* TASK DIRECTIONS:
Return the whole listing, keeping every character the same.

* DATASET:
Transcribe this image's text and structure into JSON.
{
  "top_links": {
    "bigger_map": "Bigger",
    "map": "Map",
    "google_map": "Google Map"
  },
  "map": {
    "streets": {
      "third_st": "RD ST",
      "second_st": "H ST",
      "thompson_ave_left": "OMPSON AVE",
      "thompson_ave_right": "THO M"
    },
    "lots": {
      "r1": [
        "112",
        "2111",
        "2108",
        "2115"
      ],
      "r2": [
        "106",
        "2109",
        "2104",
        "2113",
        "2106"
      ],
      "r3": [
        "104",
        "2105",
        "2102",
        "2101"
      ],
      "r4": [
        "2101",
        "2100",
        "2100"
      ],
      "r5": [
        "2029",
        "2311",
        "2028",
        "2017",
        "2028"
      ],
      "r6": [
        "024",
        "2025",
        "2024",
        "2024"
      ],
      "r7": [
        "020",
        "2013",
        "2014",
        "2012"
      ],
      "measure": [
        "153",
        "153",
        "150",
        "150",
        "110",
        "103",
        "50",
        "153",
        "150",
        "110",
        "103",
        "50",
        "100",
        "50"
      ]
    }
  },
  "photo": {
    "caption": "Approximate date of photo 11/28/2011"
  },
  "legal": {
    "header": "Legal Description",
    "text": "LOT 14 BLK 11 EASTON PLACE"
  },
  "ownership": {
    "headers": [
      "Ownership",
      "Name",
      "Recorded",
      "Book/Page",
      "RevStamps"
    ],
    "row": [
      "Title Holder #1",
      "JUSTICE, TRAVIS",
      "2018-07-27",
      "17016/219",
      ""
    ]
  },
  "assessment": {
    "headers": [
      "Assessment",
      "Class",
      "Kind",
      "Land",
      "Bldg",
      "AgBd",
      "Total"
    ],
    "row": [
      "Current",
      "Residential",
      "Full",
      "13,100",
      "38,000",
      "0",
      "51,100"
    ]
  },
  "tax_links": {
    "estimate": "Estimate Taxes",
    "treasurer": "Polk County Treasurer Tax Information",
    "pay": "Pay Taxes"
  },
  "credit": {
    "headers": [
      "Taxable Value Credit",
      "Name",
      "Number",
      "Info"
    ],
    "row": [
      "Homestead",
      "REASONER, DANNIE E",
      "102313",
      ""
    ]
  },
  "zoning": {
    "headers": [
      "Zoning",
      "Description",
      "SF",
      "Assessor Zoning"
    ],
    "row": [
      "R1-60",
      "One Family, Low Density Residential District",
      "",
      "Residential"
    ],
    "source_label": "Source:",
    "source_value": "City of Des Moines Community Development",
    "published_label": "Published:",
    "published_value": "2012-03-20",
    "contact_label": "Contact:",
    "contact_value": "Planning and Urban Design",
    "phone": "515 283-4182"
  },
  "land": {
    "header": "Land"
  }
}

* EXERCISE SOLUTION:
Transcribe this image's text and structure into JSON.
{
  "top_links": {
    "bigger_map": "Bigger",
    "map": "Map",
    "google_map": "Google Map"
  },
  "map": {
    "streets": {
      "third_st": "RD ST",
      "second_st": "H ST",
      "thompson_ave_left": "OMPSON AVE",
      "thompson_ave_right": "THO M"
    },
    "lots": {
      "r1": [
        "112",
        "2111",
        "2108",
        "2115"
      ],
      "r2": [
        "106",
        "2109",
        "2104",
        "2113",
        "2106"
      ],
      "r3": [
        "104",
        "2105",
        "2102",
        "2101"
      ],
      "r4": [
        "2101",
        "2100",
        "2100"
      ],
      "r5": [
        "2029",
        "2311",
        "2028",
        "2017",
        "2028"
      ],
      "r6": [
        "024",
        "2025",
        "2024",
        "2024"
      ],
      "r7": [
        "020",
        "2013",
        "2014",
        "2012"
      ],
      "measure": [
        "153",
        "153",
        "150",
        "150",
        "110",
        "103",
        "50",
        "153",
        "150",
        "110",
        "103",
        "50",
        "100",
        "50"
      ]
    }
  },
  "photo": {
    "caption": "Approximate date of photo 11/28/2011"
  },
  "legal": {
    "header": "Legal Description",
    "text": "LOT 14 BLK 11 EASTON PLACE"
  },
  "ownership": {
    "headers": [
      "Ownership",
      "Name",
      "Recorded",
      "Book/Page",
      "RevStamps"
    ],
    "row": [
      "Title Holder #1",
      "JUSTICE, TRAVIS",
      "2018-07-27",
      "17016/219",
      ""
    ]
  },
  "assessment": {
    "headers": [
      "Assessment",
      "Class",
      "Kind",
      "Land",
      "Bldg",
      "AgBd",
      "Total"
    ],
    "row": [
      "Current",
      "Residential",
      "Full",
      "13,100",
      "38,000",
      "0",
      "51,100"
    ]
  },
  "tax_links": {
    "estimate": "Estimate Taxes",
    "treasurer": "Polk County Treasurer Tax Information",
    "pay": "Pay Taxes"
  },
  "credit": {
    "headers": [
      "Taxable Value Credit",
      "Name",
      "Number",
      "Info"
    ],
    "row": [
      "Homestead",
      "REASONER, DANNIE E",
      "102313",
      ""
    ]
  },
  "zoning": {
    "headers": [
      "Zoning",
      "Description",
      "SF",
      "Assessor Zoning"
    ],
    "row": [
      "R1-60",
      "One Family, Low Density Residential District",
      "",
      "Residential"
    ],
    "source_label": "Source:",
    "source_value": "City of Des Moines Community Development",
    "published_label": "Published:",
    "published_value": "2012-03-20",
    "contact_label": "Contact:",
    "contact_value": "Planning and Urban Design",
    "phone": "515 283-4182"
  },
  "land": {
    "header": "Land"
  }
}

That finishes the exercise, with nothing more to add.